WHAT YOU ARE ASKED TO DO
Determine how many lines in the data below contain "title" and write only that number.

RECORDS SUPPLIED
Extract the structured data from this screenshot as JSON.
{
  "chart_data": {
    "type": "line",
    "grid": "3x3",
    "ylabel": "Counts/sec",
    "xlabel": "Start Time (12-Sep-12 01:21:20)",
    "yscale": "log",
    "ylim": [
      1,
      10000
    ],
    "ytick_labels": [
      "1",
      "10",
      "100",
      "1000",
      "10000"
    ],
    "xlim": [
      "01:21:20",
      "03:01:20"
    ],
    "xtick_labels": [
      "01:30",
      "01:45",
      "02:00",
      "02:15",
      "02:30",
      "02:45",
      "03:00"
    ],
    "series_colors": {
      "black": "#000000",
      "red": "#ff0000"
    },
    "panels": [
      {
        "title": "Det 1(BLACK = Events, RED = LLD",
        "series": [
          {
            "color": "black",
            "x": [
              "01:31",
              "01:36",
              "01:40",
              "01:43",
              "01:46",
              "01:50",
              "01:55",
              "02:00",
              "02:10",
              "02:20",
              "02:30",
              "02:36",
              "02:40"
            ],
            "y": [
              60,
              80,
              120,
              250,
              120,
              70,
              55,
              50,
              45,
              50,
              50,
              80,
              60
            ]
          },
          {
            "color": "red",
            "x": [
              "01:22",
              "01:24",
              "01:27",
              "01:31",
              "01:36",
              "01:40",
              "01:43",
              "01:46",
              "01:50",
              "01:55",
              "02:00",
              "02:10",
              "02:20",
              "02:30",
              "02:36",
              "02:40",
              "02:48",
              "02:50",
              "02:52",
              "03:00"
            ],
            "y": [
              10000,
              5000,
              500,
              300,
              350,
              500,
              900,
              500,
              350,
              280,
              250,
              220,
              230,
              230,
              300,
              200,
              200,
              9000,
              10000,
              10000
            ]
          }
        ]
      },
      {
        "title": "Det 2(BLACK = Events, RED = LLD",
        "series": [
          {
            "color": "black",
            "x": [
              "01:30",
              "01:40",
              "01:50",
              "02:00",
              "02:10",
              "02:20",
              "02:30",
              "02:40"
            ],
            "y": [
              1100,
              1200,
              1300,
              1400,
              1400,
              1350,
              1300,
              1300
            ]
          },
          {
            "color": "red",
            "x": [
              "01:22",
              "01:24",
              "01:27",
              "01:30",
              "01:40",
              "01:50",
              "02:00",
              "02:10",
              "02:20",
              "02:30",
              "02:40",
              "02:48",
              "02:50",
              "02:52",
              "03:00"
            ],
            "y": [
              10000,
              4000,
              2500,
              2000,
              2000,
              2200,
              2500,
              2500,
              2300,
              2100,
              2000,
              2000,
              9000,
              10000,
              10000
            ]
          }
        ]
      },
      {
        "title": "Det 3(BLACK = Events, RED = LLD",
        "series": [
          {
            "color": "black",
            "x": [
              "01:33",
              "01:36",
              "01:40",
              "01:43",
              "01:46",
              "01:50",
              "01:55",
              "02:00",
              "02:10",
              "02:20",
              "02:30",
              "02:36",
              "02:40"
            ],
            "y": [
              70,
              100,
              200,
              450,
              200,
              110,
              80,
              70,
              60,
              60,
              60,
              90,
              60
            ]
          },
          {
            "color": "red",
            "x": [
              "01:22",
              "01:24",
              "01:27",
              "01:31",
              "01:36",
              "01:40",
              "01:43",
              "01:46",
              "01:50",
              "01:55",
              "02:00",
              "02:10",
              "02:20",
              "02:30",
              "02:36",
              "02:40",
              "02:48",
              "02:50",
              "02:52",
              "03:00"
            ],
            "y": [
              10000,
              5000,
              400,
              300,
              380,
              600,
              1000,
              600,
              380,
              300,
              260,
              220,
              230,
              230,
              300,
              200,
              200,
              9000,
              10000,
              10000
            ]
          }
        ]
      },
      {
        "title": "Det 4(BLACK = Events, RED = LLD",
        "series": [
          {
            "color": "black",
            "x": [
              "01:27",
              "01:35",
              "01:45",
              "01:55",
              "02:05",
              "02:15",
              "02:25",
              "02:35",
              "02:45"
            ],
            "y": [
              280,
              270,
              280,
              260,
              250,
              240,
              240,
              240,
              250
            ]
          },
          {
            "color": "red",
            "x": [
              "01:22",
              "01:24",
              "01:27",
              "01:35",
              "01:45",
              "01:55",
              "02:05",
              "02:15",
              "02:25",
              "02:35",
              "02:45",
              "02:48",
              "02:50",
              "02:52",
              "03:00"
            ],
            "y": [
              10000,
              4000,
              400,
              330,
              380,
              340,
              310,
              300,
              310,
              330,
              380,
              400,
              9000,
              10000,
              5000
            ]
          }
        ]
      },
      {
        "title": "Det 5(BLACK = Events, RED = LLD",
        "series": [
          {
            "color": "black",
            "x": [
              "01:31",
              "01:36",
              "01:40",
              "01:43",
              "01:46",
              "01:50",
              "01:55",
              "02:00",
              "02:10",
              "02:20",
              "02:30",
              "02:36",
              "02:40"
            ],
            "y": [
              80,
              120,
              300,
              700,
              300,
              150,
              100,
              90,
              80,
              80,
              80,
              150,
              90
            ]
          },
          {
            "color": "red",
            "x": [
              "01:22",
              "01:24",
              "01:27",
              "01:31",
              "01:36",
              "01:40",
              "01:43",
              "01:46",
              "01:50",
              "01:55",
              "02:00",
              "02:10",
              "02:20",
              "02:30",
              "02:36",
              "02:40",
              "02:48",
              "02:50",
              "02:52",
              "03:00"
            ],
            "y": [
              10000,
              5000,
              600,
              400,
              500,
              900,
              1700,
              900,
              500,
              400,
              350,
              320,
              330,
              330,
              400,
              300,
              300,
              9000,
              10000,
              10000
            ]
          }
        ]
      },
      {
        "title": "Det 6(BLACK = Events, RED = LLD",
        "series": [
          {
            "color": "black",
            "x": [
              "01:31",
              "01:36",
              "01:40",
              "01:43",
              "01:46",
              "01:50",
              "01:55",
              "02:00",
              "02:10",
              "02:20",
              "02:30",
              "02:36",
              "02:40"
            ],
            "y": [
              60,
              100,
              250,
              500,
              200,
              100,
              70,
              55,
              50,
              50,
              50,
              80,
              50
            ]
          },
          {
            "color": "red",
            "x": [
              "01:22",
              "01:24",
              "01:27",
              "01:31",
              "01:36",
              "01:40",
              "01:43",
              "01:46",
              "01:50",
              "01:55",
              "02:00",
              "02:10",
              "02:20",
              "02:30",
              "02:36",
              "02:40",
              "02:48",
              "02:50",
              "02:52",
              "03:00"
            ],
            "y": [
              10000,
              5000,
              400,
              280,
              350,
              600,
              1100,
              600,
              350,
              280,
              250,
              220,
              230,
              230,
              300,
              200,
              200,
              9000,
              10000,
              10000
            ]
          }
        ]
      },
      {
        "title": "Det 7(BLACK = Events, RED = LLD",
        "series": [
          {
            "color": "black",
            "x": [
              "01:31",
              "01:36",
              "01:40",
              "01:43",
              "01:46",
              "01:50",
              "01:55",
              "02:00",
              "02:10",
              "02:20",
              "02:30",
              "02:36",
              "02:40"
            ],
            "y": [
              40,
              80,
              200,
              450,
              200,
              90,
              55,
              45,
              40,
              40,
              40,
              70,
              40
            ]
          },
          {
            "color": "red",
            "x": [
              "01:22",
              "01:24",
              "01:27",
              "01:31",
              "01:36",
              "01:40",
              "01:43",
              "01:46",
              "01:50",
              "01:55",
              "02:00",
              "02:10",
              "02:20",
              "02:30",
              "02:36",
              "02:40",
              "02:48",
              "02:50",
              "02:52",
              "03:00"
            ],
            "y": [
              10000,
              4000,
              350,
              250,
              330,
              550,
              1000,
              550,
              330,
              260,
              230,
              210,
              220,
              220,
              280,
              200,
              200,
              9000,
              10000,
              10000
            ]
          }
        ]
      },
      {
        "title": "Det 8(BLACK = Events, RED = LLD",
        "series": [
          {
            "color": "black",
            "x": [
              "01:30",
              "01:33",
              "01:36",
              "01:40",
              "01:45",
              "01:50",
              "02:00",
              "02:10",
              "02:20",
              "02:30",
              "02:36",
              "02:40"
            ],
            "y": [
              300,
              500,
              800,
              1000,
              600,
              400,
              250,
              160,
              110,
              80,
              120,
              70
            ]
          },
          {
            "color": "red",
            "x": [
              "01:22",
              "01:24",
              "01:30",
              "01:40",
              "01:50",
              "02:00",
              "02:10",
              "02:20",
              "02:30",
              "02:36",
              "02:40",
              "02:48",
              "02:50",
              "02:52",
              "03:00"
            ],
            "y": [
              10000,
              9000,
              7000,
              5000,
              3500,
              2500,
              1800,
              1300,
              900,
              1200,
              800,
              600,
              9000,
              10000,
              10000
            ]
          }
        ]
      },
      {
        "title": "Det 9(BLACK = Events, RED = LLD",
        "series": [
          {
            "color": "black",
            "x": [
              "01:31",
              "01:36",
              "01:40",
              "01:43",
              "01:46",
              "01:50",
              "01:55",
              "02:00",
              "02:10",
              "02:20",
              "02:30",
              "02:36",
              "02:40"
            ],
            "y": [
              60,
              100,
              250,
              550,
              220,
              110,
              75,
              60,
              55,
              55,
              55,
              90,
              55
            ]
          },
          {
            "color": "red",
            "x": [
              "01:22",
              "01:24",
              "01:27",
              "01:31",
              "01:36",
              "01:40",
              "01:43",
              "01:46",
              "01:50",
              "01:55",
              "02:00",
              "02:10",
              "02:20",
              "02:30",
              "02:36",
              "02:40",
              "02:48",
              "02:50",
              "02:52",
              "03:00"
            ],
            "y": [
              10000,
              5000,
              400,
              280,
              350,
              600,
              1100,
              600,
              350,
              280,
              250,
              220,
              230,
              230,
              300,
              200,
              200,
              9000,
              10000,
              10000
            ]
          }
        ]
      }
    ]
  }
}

WRITTEN SOLUTION
9